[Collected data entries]
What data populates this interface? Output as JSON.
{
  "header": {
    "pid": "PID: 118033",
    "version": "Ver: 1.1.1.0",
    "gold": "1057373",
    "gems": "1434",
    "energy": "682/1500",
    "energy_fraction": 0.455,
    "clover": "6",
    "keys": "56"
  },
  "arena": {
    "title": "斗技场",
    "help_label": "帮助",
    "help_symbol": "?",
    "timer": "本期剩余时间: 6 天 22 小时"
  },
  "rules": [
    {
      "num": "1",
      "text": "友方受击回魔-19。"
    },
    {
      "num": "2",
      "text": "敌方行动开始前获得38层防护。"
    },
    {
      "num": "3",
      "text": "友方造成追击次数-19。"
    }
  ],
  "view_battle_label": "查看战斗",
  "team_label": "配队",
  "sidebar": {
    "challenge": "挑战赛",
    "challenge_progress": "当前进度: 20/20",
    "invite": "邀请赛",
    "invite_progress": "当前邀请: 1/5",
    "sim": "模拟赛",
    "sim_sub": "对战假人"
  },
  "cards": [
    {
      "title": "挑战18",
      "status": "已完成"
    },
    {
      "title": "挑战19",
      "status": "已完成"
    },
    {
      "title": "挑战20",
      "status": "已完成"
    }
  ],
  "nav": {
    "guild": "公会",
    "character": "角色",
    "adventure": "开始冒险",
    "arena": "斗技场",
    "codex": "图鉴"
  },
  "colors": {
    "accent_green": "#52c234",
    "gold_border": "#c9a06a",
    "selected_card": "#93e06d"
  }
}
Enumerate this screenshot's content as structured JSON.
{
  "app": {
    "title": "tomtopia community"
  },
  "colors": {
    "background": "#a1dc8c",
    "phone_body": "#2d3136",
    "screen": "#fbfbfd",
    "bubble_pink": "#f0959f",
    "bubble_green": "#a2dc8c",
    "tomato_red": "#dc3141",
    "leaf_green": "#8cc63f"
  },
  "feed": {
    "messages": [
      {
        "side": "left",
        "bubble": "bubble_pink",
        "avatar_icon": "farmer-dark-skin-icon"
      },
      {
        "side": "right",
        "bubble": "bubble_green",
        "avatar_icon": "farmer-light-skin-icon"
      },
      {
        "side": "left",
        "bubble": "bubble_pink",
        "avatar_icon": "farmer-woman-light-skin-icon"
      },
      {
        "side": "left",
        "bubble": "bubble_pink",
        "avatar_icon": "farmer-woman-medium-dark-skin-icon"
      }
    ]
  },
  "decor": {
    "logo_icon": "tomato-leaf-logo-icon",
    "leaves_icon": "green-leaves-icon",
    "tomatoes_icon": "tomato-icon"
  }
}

Problem description: Within the listing above, copy each line that has the string "farmer".

Task output:
        "avatar_icon": "farmer-dark-skin-icon"
        "avatar_icon": "farmer-light-skin-icon"
        "avatar_icon": "farmer-woman-light-skin-icon"
        "avatar_icon": "farmer-woman-medium-dark-skin-icon"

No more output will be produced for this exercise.